- _EXERCISE REQUIREMENTS_
All entries must be repeated exactly; do not include the pictures.

- _EXTRACTED DATA_
[Start]

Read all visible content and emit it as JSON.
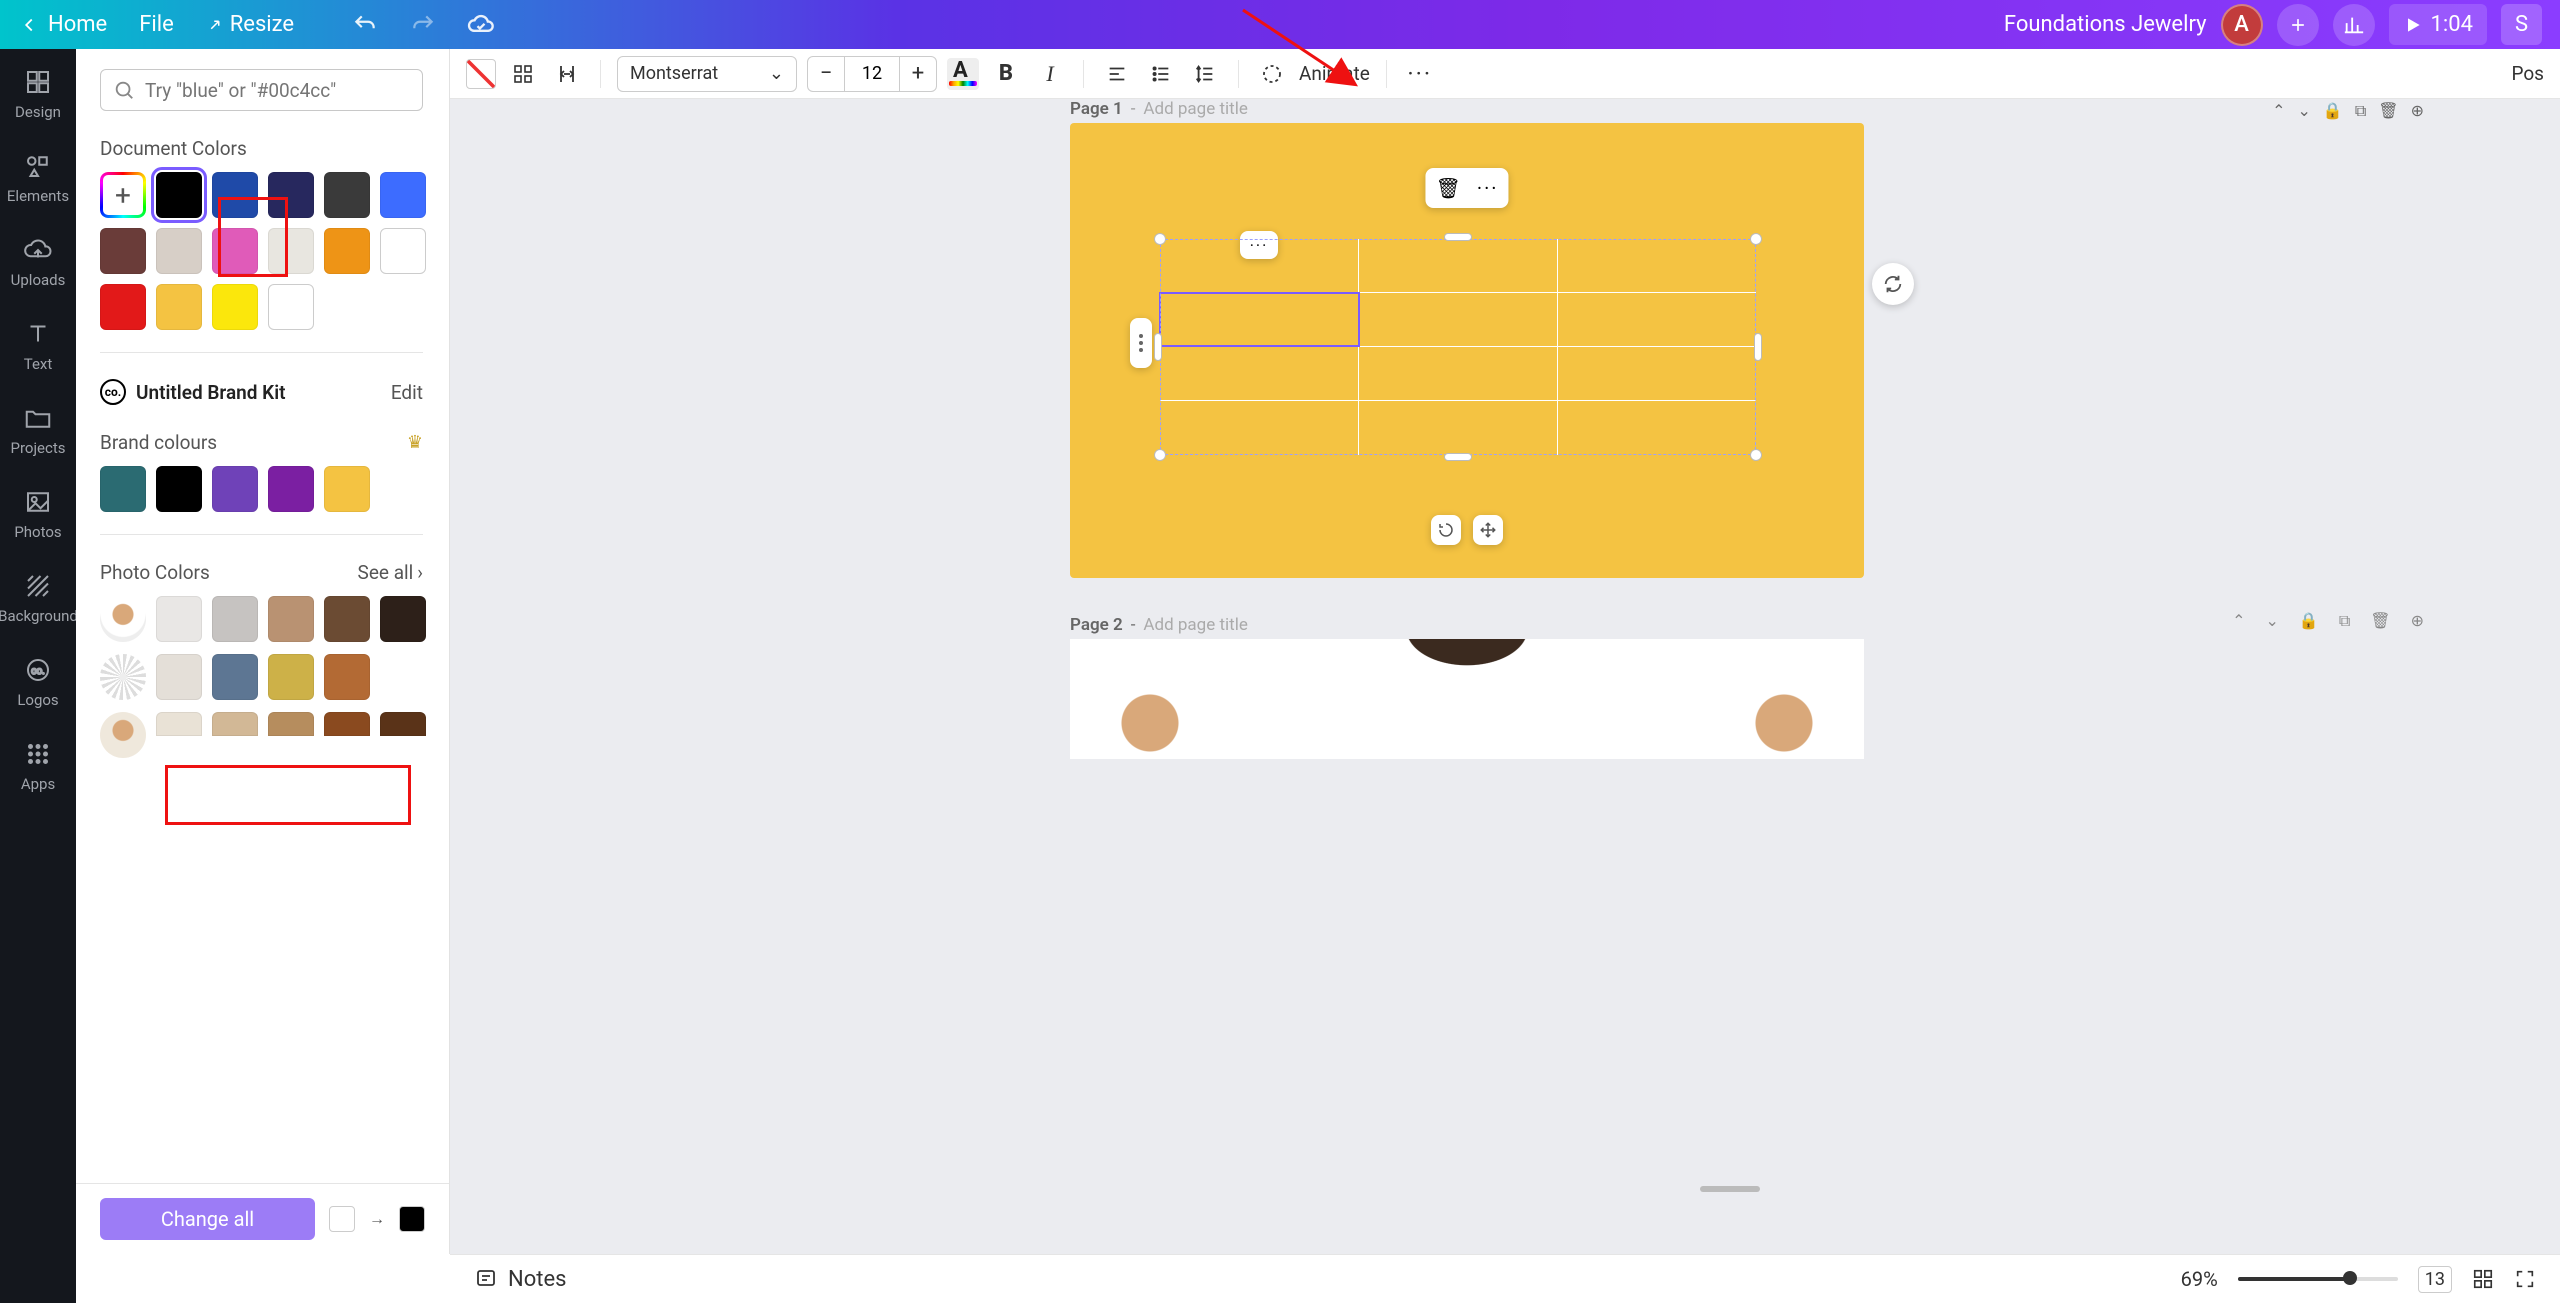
{
  "header": {
    "home": "Home",
    "file": "File",
    "resize": "Resize",
    "doc_title": "Foundations Jewelry",
    "avatar_letter": "A",
    "duration": "1:04",
    "share_label": "S"
  },
  "rail": {
    "design": "Design",
    "elements": "Elements",
    "uploads": "Uploads",
    "text": "Text",
    "projects": "Projects",
    "photos": "Photos",
    "background": "Background",
    "logos": "Logos",
    "apps": "Apps"
  },
  "panel": {
    "search_placeholder": "Try \"blue\" or \"#00c4cc\"",
    "doc_colors_label": "Document Colors",
    "brand_kit_title": "Untitled Brand Kit",
    "edit": "Edit",
    "brand_colours_label": "Brand colours",
    "photo_colors_label": "Photo Colors",
    "see_all": "See all",
    "change_all": "Change all",
    "doc_colors": [
      "#000000",
      "#1f4aa8",
      "#27285e",
      "#3a3a3a",
      "#3d6cff",
      "#6a3c39",
      "#d7cfc7",
      "#e05bb9",
      "#e8e6e0",
      "#ee9416",
      "#ffffff",
      "#e21919",
      "#f4c342",
      "#fbe70c",
      "#ffffff"
    ],
    "brand_colors": [
      "#2b6b72",
      "#000000",
      "#6f42b8",
      "#7b1fa2",
      "#f4c342"
    ],
    "photo_colors_1": [
      "#e9e7e5",
      "#c6c3c1",
      "#b99272",
      "#6b4b33",
      "#2d2019"
    ],
    "photo_colors_2": [
      "#e4dfd8",
      "#5d7693",
      "#cdb148",
      "#b36a34"
    ],
    "photo_colors_3": [
      "#e9e2d6",
      "#d2b896",
      "#b68d5e",
      "#8a4a1f",
      "#5a3318"
    ],
    "change_from": "#ffffff",
    "change_to": "#000000"
  },
  "toolbar": {
    "font": "Montserrat",
    "size": "12",
    "animate": "Animate",
    "position": "Pos"
  },
  "canvas": {
    "page1_label": "Page 1",
    "page2_label": "Page 2",
    "dash": "-",
    "page_title_ph": "Add page title"
  },
  "bottom": {
    "notes": "Notes",
    "zoom": "69%",
    "page_count": "13"
  }
}
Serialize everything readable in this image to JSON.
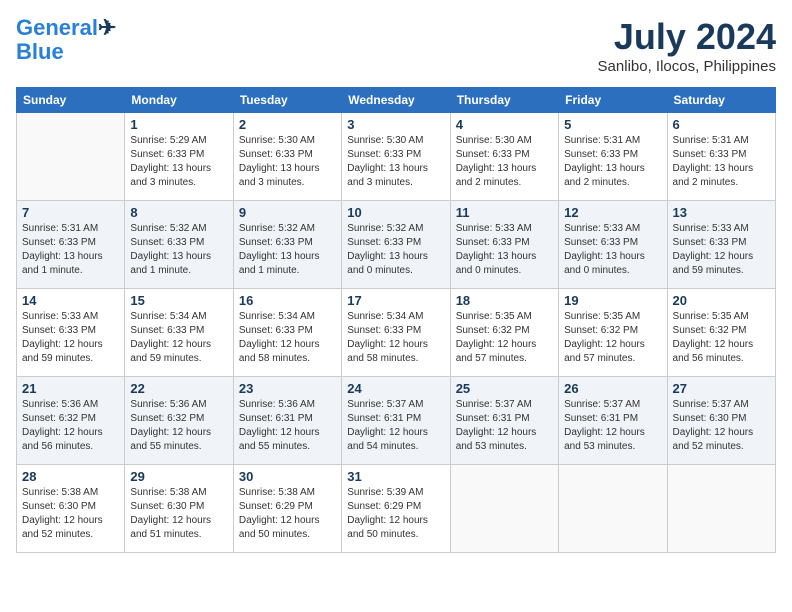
{
  "header": {
    "logo_line1": "General",
    "logo_line2": "Blue",
    "month_year": "July 2024",
    "location": "Sanlibo, Ilocos, Philippines"
  },
  "days_of_week": [
    "Sunday",
    "Monday",
    "Tuesday",
    "Wednesday",
    "Thursday",
    "Friday",
    "Saturday"
  ],
  "weeks": [
    [
      {
        "day": "",
        "info": ""
      },
      {
        "day": "1",
        "info": "Sunrise: 5:29 AM\nSunset: 6:33 PM\nDaylight: 13 hours\nand 3 minutes."
      },
      {
        "day": "2",
        "info": "Sunrise: 5:30 AM\nSunset: 6:33 PM\nDaylight: 13 hours\nand 3 minutes."
      },
      {
        "day": "3",
        "info": "Sunrise: 5:30 AM\nSunset: 6:33 PM\nDaylight: 13 hours\nand 3 minutes."
      },
      {
        "day": "4",
        "info": "Sunrise: 5:30 AM\nSunset: 6:33 PM\nDaylight: 13 hours\nand 2 minutes."
      },
      {
        "day": "5",
        "info": "Sunrise: 5:31 AM\nSunset: 6:33 PM\nDaylight: 13 hours\nand 2 minutes."
      },
      {
        "day": "6",
        "info": "Sunrise: 5:31 AM\nSunset: 6:33 PM\nDaylight: 13 hours\nand 2 minutes."
      }
    ],
    [
      {
        "day": "7",
        "info": "Sunrise: 5:31 AM\nSunset: 6:33 PM\nDaylight: 13 hours\nand 1 minute."
      },
      {
        "day": "8",
        "info": "Sunrise: 5:32 AM\nSunset: 6:33 PM\nDaylight: 13 hours\nand 1 minute."
      },
      {
        "day": "9",
        "info": "Sunrise: 5:32 AM\nSunset: 6:33 PM\nDaylight: 13 hours\nand 1 minute."
      },
      {
        "day": "10",
        "info": "Sunrise: 5:32 AM\nSunset: 6:33 PM\nDaylight: 13 hours\nand 0 minutes."
      },
      {
        "day": "11",
        "info": "Sunrise: 5:33 AM\nSunset: 6:33 PM\nDaylight: 13 hours\nand 0 minutes."
      },
      {
        "day": "12",
        "info": "Sunrise: 5:33 AM\nSunset: 6:33 PM\nDaylight: 13 hours\nand 0 minutes."
      },
      {
        "day": "13",
        "info": "Sunrise: 5:33 AM\nSunset: 6:33 PM\nDaylight: 12 hours\nand 59 minutes."
      }
    ],
    [
      {
        "day": "14",
        "info": "Sunrise: 5:33 AM\nSunset: 6:33 PM\nDaylight: 12 hours\nand 59 minutes."
      },
      {
        "day": "15",
        "info": "Sunrise: 5:34 AM\nSunset: 6:33 PM\nDaylight: 12 hours\nand 59 minutes."
      },
      {
        "day": "16",
        "info": "Sunrise: 5:34 AM\nSunset: 6:33 PM\nDaylight: 12 hours\nand 58 minutes."
      },
      {
        "day": "17",
        "info": "Sunrise: 5:34 AM\nSunset: 6:33 PM\nDaylight: 12 hours\nand 58 minutes."
      },
      {
        "day": "18",
        "info": "Sunrise: 5:35 AM\nSunset: 6:32 PM\nDaylight: 12 hours\nand 57 minutes."
      },
      {
        "day": "19",
        "info": "Sunrise: 5:35 AM\nSunset: 6:32 PM\nDaylight: 12 hours\nand 57 minutes."
      },
      {
        "day": "20",
        "info": "Sunrise: 5:35 AM\nSunset: 6:32 PM\nDaylight: 12 hours\nand 56 minutes."
      }
    ],
    [
      {
        "day": "21",
        "info": "Sunrise: 5:36 AM\nSunset: 6:32 PM\nDaylight: 12 hours\nand 56 minutes."
      },
      {
        "day": "22",
        "info": "Sunrise: 5:36 AM\nSunset: 6:32 PM\nDaylight: 12 hours\nand 55 minutes."
      },
      {
        "day": "23",
        "info": "Sunrise: 5:36 AM\nSunset: 6:31 PM\nDaylight: 12 hours\nand 55 minutes."
      },
      {
        "day": "24",
        "info": "Sunrise: 5:37 AM\nSunset: 6:31 PM\nDaylight: 12 hours\nand 54 minutes."
      },
      {
        "day": "25",
        "info": "Sunrise: 5:37 AM\nSunset: 6:31 PM\nDaylight: 12 hours\nand 53 minutes."
      },
      {
        "day": "26",
        "info": "Sunrise: 5:37 AM\nSunset: 6:31 PM\nDaylight: 12 hours\nand 53 minutes."
      },
      {
        "day": "27",
        "info": "Sunrise: 5:37 AM\nSunset: 6:30 PM\nDaylight: 12 hours\nand 52 minutes."
      }
    ],
    [
      {
        "day": "28",
        "info": "Sunrise: 5:38 AM\nSunset: 6:30 PM\nDaylight: 12 hours\nand 52 minutes."
      },
      {
        "day": "29",
        "info": "Sunrise: 5:38 AM\nSunset: 6:30 PM\nDaylight: 12 hours\nand 51 minutes."
      },
      {
        "day": "30",
        "info": "Sunrise: 5:38 AM\nSunset: 6:29 PM\nDaylight: 12 hours\nand 50 minutes."
      },
      {
        "day": "31",
        "info": "Sunrise: 5:39 AM\nSunset: 6:29 PM\nDaylight: 12 hours\nand 50 minutes."
      },
      {
        "day": "",
        "info": ""
      },
      {
        "day": "",
        "info": ""
      },
      {
        "day": "",
        "info": ""
      }
    ]
  ]
}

[End]

- _FINAL RESULT_
Read all visible content and emit it as JSON.
{
  "header": {
    "home": "Home",
    "file": "File",
    "resize": "Resize",
    "doc_title": "Foundations Jewelry",
    "avatar_letter": "A",
    "duration": "1:04",
    "share_label": "S"
  },
  "rail": {
    "design": "Design",
    "elements": "Elements",
    "uploads": "Uploads",
    "text": "Text",
    "projects": "Projects",
    "photos": "Photos",
    "background": "Background",
    "logos": "Logos",
    "apps": "Apps"
  },
  "panel": {
    "search_placeholder": "Try \"blue\" or \"#00c4cc\"",
    "doc_colors_label": "Document Colors",
    "brand_kit_title": "Untitled Brand Kit",
    "edit": "Edit",
    "brand_colours_label": "Brand colours",
    "photo_colors_label": "Photo Colors",
    "see_all": "See all",
    "change_all": "Change all",
    "doc_colors": [
      "#000000",
      "#1f4aa8",
      "#27285e",
      "#3a3a3a",
      "#3d6cff",
      "#6a3c39",
      "#d7cfc7",
      "#e05bb9",
      "#e8e6e0",
      "#ee9416",
      "#ffffff",
      "#e21919",
      "#f4c342",
      "#fbe70c",
      "#ffffff"
    ],
    "brand_colors": [
      "#2b6b72",
      "#000000",
      "#6f42b8",
      "#7b1fa2",
      "#f4c342"
    ],
    "photo_colors_1": [
      "#e9e7e5",
      "#c6c3c1",
      "#b99272",
      "#6b4b33",
      "#2d2019"
    ],
    "photo_colors_2": [
      "#e4dfd8",
      "#5d7693",
      "#cdb148",
      "#b36a34"
    ],
    "photo_colors_3": [
      "#e9e2d6",
      "#d2b896",
      "#b68d5e",
      "#8a4a1f",
      "#5a3318"
    ],
    "change_from": "#ffffff",
    "change_to": "#000000"
  },
  "toolbar": {
    "font": "Montserrat",
    "size": "12",
    "animate": "Animate",
    "position": "Pos"
  },
  "canvas": {
    "page1_label": "Page 1",
    "page2_label": "Page 2",
    "dash": "-",
    "page_title_ph": "Add page title"
  },
  "bottom": {
    "notes": "Notes",
    "zoom": "69%",
    "page_count": "13"
  }
}
Serialize everything readable in this image to JSON.
{
  "header": {
    "logo_line1": "General",
    "logo_line2": "Blue",
    "month_year": "July 2024",
    "location": "Sanlibo, Ilocos, Philippines"
  },
  "days_of_week": [
    "Sunday",
    "Monday",
    "Tuesday",
    "Wednesday",
    "Thursday",
    "Friday",
    "Saturday"
  ],
  "weeks": [
    [
      {
        "day": "",
        "info": ""
      },
      {
        "day": "1",
        "info": "Sunrise: 5:29 AM\nSunset: 6:33 PM\nDaylight: 13 hours\nand 3 minutes."
      },
      {
        "day": "2",
        "info": "Sunrise: 5:30 AM\nSunset: 6:33 PM\nDaylight: 13 hours\nand 3 minutes."
      },
      {
        "day": "3",
        "info": "Sunrise: 5:30 AM\nSunset: 6:33 PM\nDaylight: 13 hours\nand 3 minutes."
      },
      {
        "day": "4",
        "info": "Sunrise: 5:30 AM\nSunset: 6:33 PM\nDaylight: 13 hours\nand 2 minutes."
      },
      {
        "day": "5",
        "info": "Sunrise: 5:31 AM\nSunset: 6:33 PM\nDaylight: 13 hours\nand 2 minutes."
      },
      {
        "day": "6",
        "info": "Sunrise: 5:31 AM\nSunset: 6:33 PM\nDaylight: 13 hours\nand 2 minutes."
      }
    ],
    [
      {
        "day": "7",
        "info": "Sunrise: 5:31 AM\nSunset: 6:33 PM\nDaylight: 13 hours\nand 1 minute."
      },
      {
        "day": "8",
        "info": "Sunrise: 5:32 AM\nSunset: 6:33 PM\nDaylight: 13 hours\nand 1 minute."
      },
      {
        "day": "9",
        "info": "Sunrise: 5:32 AM\nSunset: 6:33 PM\nDaylight: 13 hours\nand 1 minute."
      },
      {
        "day": "10",
        "info": "Sunrise: 5:32 AM\nSunset: 6:33 PM\nDaylight: 13 hours\nand 0 minutes."
      },
      {
        "day": "11",
        "info": "Sunrise: 5:33 AM\nSunset: 6:33 PM\nDaylight: 13 hours\nand 0 minutes."
      },
      {
        "day": "12",
        "info": "Sunrise: 5:33 AM\nSunset: 6:33 PM\nDaylight: 13 hours\nand 0 minutes."
      },
      {
        "day": "13",
        "info": "Sunrise: 5:33 AM\nSunset: 6:33 PM\nDaylight: 12 hours\nand 59 minutes."
      }
    ],
    [
      {
        "day": "14",
        "info": "Sunrise: 5:33 AM\nSunset: 6:33 PM\nDaylight: 12 hours\nand 59 minutes."
      },
      {
        "day": "15",
        "info": "Sunrise: 5:34 AM\nSunset: 6:33 PM\nDaylight: 12 hours\nand 59 minutes."
      },
      {
        "day": "16",
        "info": "Sunrise: 5:34 AM\nSunset: 6:33 PM\nDaylight: 12 hours\nand 58 minutes."
      },
      {
        "day": "17",
        "info": "Sunrise: 5:34 AM\nSunset: 6:33 PM\nDaylight: 12 hours\nand 58 minutes."
      },
      {
        "day": "18",
        "info": "Sunrise: 5:35 AM\nSunset: 6:32 PM\nDaylight: 12 hours\nand 57 minutes."
      },
      {
        "day": "19",
        "info": "Sunrise: 5:35 AM\nSunset: 6:32 PM\nDaylight: 12 hours\nand 57 minutes."
      },
      {
        "day": "20",
        "info": "Sunrise: 5:35 AM\nSunset: 6:32 PM\nDaylight: 12 hours\nand 56 minutes."
      }
    ],
    [
      {
        "day": "21",
        "info": "Sunrise: 5:36 AM\nSunset: 6:32 PM\nDaylight: 12 hours\nand 56 minutes."
      },
      {
        "day": "22",
        "info": "Sunrise: 5:36 AM\nSunset: 6:32 PM\nDaylight: 12 hours\nand 55 minutes."
      },
      {
        "day": "23",
        "info": "Sunrise: 5:36 AM\nSunset: 6:31 PM\nDaylight: 12 hours\nand 55 minutes."
      },
      {
        "day": "24",
        "info": "Sunrise: 5:37 AM\nSunset: 6:31 PM\nDaylight: 12 hours\nand 54 minutes."
      },
      {
        "day": "25",
        "info": "Sunrise: 5:37 AM\nSunset: 6:31 PM\nDaylight: 12 hours\nand 53 minutes."
      },
      {
        "day": "26",
        "info": "Sunrise: 5:37 AM\nSunset: 6:31 PM\nDaylight: 12 hours\nand 53 minutes."
      },
      {
        "day": "27",
        "info": "Sunrise: 5:37 AM\nSunset: 6:30 PM\nDaylight: 12 hours\nand 52 minutes."
      }
    ],
    [
      {
        "day": "28",
        "info": "Sunrise: 5:38 AM\nSunset: 6:30 PM\nDaylight: 12 hours\nand 52 minutes."
      },
      {
        "day": "29",
        "info": "Sunrise: 5:38 AM\nSunset: 6:30 PM\nDaylight: 12 hours\nand 51 minutes."
      },
      {
        "day": "30",
        "info": "Sunrise: 5:38 AM\nSunset: 6:29 PM\nDaylight: 12 hours\nand 50 minutes."
      },
      {
        "day": "31",
        "info": "Sunrise: 5:39 AM\nSunset: 6:29 PM\nDaylight: 12 hours\nand 50 minutes."
      },
      {
        "day": "",
        "info": ""
      },
      {
        "day": "",
        "info": ""
      },
      {
        "day": "",
        "info": ""
      }
    ]
  ]
}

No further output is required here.